Goal
The entries need to be copied exactly.

============

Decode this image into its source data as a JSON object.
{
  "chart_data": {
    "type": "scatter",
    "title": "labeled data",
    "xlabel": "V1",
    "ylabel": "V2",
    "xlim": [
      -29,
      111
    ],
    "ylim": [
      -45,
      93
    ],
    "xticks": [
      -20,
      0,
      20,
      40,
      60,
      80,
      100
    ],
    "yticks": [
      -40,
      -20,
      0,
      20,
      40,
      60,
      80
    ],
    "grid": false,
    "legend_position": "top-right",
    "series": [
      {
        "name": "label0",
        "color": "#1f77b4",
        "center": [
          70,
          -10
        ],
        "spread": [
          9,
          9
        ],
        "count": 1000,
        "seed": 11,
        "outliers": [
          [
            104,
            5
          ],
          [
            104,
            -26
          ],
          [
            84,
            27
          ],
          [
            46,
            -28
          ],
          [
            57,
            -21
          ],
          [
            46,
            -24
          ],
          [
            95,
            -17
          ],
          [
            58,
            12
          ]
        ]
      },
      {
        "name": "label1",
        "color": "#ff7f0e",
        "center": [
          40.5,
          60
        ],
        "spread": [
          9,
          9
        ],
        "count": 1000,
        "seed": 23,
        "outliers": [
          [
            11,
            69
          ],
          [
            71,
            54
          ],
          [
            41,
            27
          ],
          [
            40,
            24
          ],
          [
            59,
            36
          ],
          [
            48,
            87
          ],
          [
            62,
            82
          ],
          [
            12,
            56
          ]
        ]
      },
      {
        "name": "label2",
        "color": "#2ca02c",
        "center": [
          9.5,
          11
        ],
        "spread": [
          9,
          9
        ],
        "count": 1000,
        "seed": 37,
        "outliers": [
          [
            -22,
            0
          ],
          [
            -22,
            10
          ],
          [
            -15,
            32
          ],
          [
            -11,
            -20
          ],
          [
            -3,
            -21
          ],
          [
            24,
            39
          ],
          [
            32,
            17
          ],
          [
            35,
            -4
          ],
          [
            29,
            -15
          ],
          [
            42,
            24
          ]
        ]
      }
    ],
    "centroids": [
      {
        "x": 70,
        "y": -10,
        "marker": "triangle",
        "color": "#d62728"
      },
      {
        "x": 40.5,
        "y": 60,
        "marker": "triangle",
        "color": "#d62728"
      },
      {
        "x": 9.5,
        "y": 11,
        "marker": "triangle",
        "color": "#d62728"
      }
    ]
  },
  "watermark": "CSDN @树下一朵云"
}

============

Response
Decode this image into its source data as a JSON object.
{
  "chart_data": {
    "type": "scatter",
    "title": "labeled data",
    "xlabel": "V1",
    "ylabel": "V2",
    "xlim": [
      -29,
      111
    ],
    "ylim": [
      -45,
      93
    ],
    "xticks": [
      -20,
      0,
      20,
      40,
      60,
      80,
      100
    ],
    "yticks": [
      -40,
      -20,
      0,
      20,
      40,
      60,
      80
    ],
    "grid": false,
    "legend_position": "top-right",
    "series": [
      {
        "name": "label0",
        "color": "#1f77b4",
        "center": [
          70,
          -10
        ],
        "spread": [
          9,
          9
        ],
        "count": 1000,
        "seed": 11,
        "outliers": [
          [
            104,
            5
          ],
          [
            104,
            -26
          ],
          [
            84,
            27
          ],
          [
            46,
            -28
          ],
          [
            57,
            -21
          ],
          [
            46,
            -24
          ],
          [
            95,
            -17
          ],
          [
            58,
            12
          ]
        ]
      },
      {
        "name": "label1",
        "color": "#ff7f0e",
        "center": [
          40.5,
          60
        ],
        "spread": [
          9,
          9
        ],
        "count": 1000,
        "seed": 23,
        "outliers": [
          [
            11,
            69
          ],
          [
            71,
            54
          ],
          [
            41,
            27
          ],
          [
            40,
            24
          ],
          [
            59,
            36
          ],
          [
            48,
            87
          ],
          [
            62,
            82
          ],
          [
            12,
            56
          ]
        ]
      },
      {
        "name": "label2",
        "color": "#2ca02c",
        "center": [
          9.5,
          11
        ],
        "spread": [
          9,
          9
        ],
        "count": 1000,
        "seed": 37,
        "outliers": [
          [
            -22,
            0
          ],
          [
            -22,
            10
          ],
          [
            -15,
            32
          ],
          [
            -11,
            -20
          ],
          [
            -3,
            -21
          ],
          [
            24,
            39
          ],
          [
            32,
            17
          ],
          [
            35,
            -4
          ],
          [
            29,
            -15
          ],
          [
            42,
            24
          ]
        ]
      }
    ],
    "centroids": [
      {
        "x": 70,
        "y": -10,
        "marker": "triangle",
        "color": "#d62728"
      },
      {
        "x": 40.5,
        "y": 60,
        "marker": "triangle",
        "color": "#d62728"
      },
      {
        "x": 9.5,
        "y": 11,
        "marker": "triangle",
        "color": "#d62728"
      }
    ]
  },
  "watermark": "CSDN @树下一朵云"
}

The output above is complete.